GOAL OF THE EXERCISE:
It is required that all of the data be written out exactly.

══ RECORDS

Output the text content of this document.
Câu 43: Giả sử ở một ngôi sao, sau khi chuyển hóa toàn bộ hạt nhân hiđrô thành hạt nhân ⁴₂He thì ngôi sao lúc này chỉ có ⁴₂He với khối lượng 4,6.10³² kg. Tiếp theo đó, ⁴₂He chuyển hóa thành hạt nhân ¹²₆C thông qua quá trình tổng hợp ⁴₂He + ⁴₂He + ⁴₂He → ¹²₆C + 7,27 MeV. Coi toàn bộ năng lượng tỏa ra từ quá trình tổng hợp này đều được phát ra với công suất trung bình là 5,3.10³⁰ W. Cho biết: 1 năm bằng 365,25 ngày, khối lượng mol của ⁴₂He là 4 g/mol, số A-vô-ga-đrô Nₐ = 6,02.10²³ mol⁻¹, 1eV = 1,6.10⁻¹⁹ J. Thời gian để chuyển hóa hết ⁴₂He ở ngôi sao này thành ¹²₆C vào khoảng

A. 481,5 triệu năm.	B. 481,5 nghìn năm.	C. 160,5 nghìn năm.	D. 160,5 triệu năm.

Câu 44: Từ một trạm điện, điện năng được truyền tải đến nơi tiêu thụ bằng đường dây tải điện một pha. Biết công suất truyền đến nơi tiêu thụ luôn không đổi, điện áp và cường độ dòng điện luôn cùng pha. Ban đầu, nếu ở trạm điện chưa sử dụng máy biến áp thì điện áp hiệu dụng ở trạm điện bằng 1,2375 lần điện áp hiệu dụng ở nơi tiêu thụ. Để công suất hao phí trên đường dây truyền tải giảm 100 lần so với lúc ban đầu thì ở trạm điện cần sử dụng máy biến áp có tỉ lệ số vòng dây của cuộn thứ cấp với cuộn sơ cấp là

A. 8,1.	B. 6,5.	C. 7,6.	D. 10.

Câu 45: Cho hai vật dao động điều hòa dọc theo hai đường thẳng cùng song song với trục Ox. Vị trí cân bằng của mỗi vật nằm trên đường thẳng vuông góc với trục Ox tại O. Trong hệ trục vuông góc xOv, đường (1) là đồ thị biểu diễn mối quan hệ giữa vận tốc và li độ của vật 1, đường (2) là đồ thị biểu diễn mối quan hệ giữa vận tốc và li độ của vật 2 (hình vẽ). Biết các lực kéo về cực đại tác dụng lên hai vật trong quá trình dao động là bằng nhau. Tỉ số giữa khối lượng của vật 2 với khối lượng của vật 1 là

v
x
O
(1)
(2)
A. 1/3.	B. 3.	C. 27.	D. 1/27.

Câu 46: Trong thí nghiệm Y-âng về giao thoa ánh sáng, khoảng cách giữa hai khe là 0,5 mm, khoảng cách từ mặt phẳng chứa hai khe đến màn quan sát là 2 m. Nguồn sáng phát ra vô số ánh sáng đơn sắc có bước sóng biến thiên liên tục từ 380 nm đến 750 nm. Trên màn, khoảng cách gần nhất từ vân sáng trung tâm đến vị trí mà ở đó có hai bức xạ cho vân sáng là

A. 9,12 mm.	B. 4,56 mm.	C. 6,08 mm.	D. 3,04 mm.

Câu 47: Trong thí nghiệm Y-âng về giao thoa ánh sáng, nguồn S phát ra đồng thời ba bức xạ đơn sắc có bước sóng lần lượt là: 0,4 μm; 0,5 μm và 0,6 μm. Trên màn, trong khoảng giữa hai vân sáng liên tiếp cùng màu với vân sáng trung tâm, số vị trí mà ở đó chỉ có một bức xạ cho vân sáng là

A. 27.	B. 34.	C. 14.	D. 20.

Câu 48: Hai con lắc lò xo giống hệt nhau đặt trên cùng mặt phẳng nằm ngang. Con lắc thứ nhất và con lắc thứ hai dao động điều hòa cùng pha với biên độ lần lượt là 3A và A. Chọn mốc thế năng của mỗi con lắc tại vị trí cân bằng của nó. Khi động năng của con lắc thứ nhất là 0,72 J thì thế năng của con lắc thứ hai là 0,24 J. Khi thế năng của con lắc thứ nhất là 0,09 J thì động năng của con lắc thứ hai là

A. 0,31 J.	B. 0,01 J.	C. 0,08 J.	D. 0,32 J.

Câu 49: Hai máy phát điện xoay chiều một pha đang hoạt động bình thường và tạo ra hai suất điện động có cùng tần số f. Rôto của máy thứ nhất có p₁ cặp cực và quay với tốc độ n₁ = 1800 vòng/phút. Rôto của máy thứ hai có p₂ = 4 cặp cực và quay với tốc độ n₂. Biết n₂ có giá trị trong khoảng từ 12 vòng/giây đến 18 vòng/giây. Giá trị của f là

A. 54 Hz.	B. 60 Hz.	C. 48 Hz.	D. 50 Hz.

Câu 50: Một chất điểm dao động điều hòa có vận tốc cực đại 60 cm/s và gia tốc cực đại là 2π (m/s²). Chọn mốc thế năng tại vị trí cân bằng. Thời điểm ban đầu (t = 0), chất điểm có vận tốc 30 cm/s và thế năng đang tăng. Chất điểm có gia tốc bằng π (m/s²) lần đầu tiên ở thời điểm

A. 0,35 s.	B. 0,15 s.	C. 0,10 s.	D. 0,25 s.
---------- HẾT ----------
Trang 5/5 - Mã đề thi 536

════

SOLUTION TO THIS EXERCISE:
Output the text content of this document.
Câu 43: Giả sử ở một ngôi sao, sau khi chuyển hóa toàn bộ hạt nhân hiđrô thành hạt nhân ⁴₂He thì ngôi sao lúc này chỉ có ⁴₂He với khối lượng 4,6.10³² kg. Tiếp theo đó, ⁴₂He chuyển hóa thành hạt nhân ¹²₆C thông qua quá trình tổng hợp ⁴₂He + ⁴₂He + ⁴₂He → ¹²₆C + 7,27 MeV. Coi toàn bộ năng lượng tỏa ra từ quá trình tổng hợp này đều được phát ra với công suất trung bình là 5,3.10³⁰ W. Cho biết: 1 năm bằng 365,25 ngày, khối lượng mol của ⁴₂He là 4 g/mol, số A-vô-ga-đrô Nₐ = 6,02.10²³ mol⁻¹, 1eV = 1,6.10⁻¹⁹ J. Thời gian để chuyển hóa hết ⁴₂He ở ngôi sao này thành ¹²₆C vào khoảng

A. 481,5 triệu năm.	B. 481,5 nghìn năm.	C. 160,5 nghìn năm.	D. 160,5 triệu năm.

Câu 44: Từ một trạm điện, điện năng được truyền tải đến nơi tiêu thụ bằng đường dây tải điện một pha. Biết công suất truyền đến nơi tiêu thụ luôn không đổi, điện áp và cường độ dòng điện luôn cùng pha. Ban đầu, nếu ở trạm điện chưa sử dụng máy biến áp thì điện áp hiệu dụng ở trạm điện bằng 1,2375 lần điện áp hiệu dụng ở nơi tiêu thụ. Để công suất hao phí trên đường dây truyền tải giảm 100 lần so với lúc ban đầu thì ở trạm điện cần sử dụng máy biến áp có tỉ lệ số vòng dây của cuộn thứ cấp với cuộn sơ cấp là

A. 8,1.	B. 6,5.	C. 7,6.	D. 10.

Câu 45: Cho hai vật dao động điều hòa dọc theo hai đường thẳng cùng song song với trục Ox. Vị trí cân bằng của mỗi vật nằm trên đường thẳng vuông góc với trục Ox tại O. Trong hệ trục vuông góc xOv, đường (1) là đồ thị biểu diễn mối quan hệ giữa vận tốc và li độ của vật 1, đường (2) là đồ thị biểu diễn mối quan hệ giữa vận tốc và li độ của vật 2 (hình vẽ). Biết các lực kéo về cực đại tác dụng lên hai vật trong quá trình dao động là bằng nhau. Tỉ số giữa khối lượng của vật 2 với khối lượng của vật 1 là

v
x
O
(1)
(2)
A. 1/3.	B. 3.	C. 27.	D. 1/27.

Câu 46: Trong thí nghiệm Y-âng về giao thoa ánh sáng, khoảng cách giữa hai khe là 0,5 mm, khoảng cách từ mặt phẳng chứa hai khe đến màn quan sát là 2 m. Nguồn sáng phát ra vô số ánh sáng đơn sắc có bước sóng biến thiên liên tục từ 380 nm đến 750 nm. Trên màn, khoảng cách gần nhất từ vân sáng trung tâm đến vị trí mà ở đó có hai bức xạ cho vân sáng là

A. 9,12 mm.	B. 4,56 mm.	C. 6,08 mm.	D. 3,04 mm.

Câu 47: Trong thí nghiệm Y-âng về giao thoa ánh sáng, nguồn S phát ra đồng thời ba bức xạ đơn sắc có bước sóng lần lượt là: 0,4 μm; 0,5 μm và 0,6 μm. Trên màn, trong khoảng giữa hai vân sáng liên tiếp cùng màu với vân sáng trung tâm, số vị trí mà ở đó chỉ có một bức xạ cho vân sáng là

A. 27.	B. 34.	C. 14.	D. 20.

Câu 48: Hai con lắc lò xo giống hệt nhau đặt trên cùng mặt phẳng nằm ngang. Con lắc thứ nhất và con lắc thứ hai dao động điều hòa cùng pha với biên độ lần lượt là 3A và A. Chọn mốc thế năng của mỗi con lắc tại vị trí cân bằng của nó. Khi động năng của con lắc thứ nhất là 0,72 J thì thế năng của con lắc thứ hai là 0,24 J. Khi thế năng của con lắc thứ nhất là 0,09 J thì động năng của con lắc thứ hai là

A. 0,31 J.	B. 0,01 J.	C. 0,08 J.	D. 0,32 J.

Câu 49: Hai máy phát điện xoay chiều một pha đang hoạt động bình thường và tạo ra hai suất điện động có cùng tần số f. Rôto của máy thứ nhất có p₁ cặp cực và quay với tốc độ n₁ = 1800 vòng/phút. Rôto của máy thứ hai có p₂ = 4 cặp cực và quay với tốc độ n₂. Biết n₂ có giá trị trong khoảng từ 12 vòng/giây đến 18 vòng/giây. Giá trị của f là

A. 54 Hz.	B. 60 Hz.	C. 48 Hz.	D. 50 Hz.

Câu 50: Một chất điểm dao động điều hòa có vận tốc cực đại 60 cm/s và gia tốc cực đại là 2π (m/s²). Chọn mốc thế năng tại vị trí cân bằng. Thời điểm ban đầu (t = 0), chất điểm có vận tốc 30 cm/s và thế năng đang tăng. Chất điểm có gia tốc bằng π (m/s²) lần đầu tiên ở thời điểm

A. 0,35 s.	B. 0,15 s.	C. 0,10 s.	D. 0,25 s.
---------- HẾT ----------
Trang 5/5 - Mã đề thi 536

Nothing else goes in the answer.